▸ INSTRUCTIONS TO FOLLOW: Print the listing below exactly.

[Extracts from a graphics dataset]

^^^^^^^^

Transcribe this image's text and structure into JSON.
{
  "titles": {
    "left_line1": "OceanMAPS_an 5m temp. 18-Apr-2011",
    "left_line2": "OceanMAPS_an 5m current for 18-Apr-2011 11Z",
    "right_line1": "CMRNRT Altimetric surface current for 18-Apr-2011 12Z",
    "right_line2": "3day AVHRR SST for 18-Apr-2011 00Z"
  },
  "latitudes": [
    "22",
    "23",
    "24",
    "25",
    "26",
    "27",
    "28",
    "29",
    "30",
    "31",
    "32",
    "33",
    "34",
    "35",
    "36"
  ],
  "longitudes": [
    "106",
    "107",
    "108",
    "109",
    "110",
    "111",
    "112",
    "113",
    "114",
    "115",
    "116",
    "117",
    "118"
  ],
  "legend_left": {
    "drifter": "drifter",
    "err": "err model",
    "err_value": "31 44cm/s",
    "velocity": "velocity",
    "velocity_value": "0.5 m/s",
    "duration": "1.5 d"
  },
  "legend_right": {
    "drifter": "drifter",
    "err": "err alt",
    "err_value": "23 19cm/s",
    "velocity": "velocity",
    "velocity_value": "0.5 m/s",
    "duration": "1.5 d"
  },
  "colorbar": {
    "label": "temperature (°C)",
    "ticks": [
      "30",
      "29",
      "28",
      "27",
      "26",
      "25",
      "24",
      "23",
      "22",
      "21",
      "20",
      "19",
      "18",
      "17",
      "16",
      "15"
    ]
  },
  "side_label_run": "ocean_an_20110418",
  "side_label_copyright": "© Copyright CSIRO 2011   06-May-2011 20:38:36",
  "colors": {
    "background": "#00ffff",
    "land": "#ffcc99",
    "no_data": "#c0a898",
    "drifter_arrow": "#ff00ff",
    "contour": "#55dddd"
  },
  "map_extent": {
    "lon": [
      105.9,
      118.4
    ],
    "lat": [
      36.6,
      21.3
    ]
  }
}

^^^^^^^^

▸ FULL OUTPUT:
Transcribe this image's text and structure into JSON.
{
  "titles": {
    "left_line1": "OceanMAPS_an 5m temp. 18-Apr-2011",
    "left_line2": "OceanMAPS_an 5m current for 18-Apr-2011 11Z",
    "right_line1": "CMRNRT Altimetric surface current for 18-Apr-2011 12Z",
    "right_line2": "3day AVHRR SST for 18-Apr-2011 00Z"
  },
  "latitudes": [
    "22",
    "23",
    "24",
    "25",
    "26",
    "27",
    "28",
    "29",
    "30",
    "31",
    "32",
    "33",
    "34",
    "35",
    "36"
  ],
  "longitudes": [
    "106",
    "107",
    "108",
    "109",
    "110",
    "111",
    "112",
    "113",
    "114",
    "115",
    "116",
    "117",
    "118"
  ],
  "legend_left": {
    "drifter": "drifter",
    "err": "err model",
    "err_value": "31 44cm/s",
    "velocity": "velocity",
    "velocity_value": "0.5 m/s",
    "duration": "1.5 d"
  },
  "legend_right": {
    "drifter": "drifter",
    "err": "err alt",
    "err_value": "23 19cm/s",
    "velocity": "velocity",
    "velocity_value": "0.5 m/s",
    "duration": "1.5 d"
  },
  "colorbar": {
    "label": "temperature (°C)",
    "ticks": [
      "30",
      "29",
      "28",
      "27",
      "26",
      "25",
      "24",
      "23",
      "22",
      "21",
      "20",
      "19",
      "18",
      "17",
      "16",
      "15"
    ]
  },
  "side_label_run": "ocean_an_20110418",
  "side_label_copyright": "© Copyright CSIRO 2011   06-May-2011 20:38:36",
  "colors": {
    "background": "#00ffff",
    "land": "#ffcc99",
    "no_data": "#c0a898",
    "drifter_arrow": "#ff00ff",
    "contour": "#55dddd"
  },
  "map_extent": {
    "lon": [
      105.9,
      118.4
    ],
    "lat": [
      36.6,
      21.3
    ]
  }
}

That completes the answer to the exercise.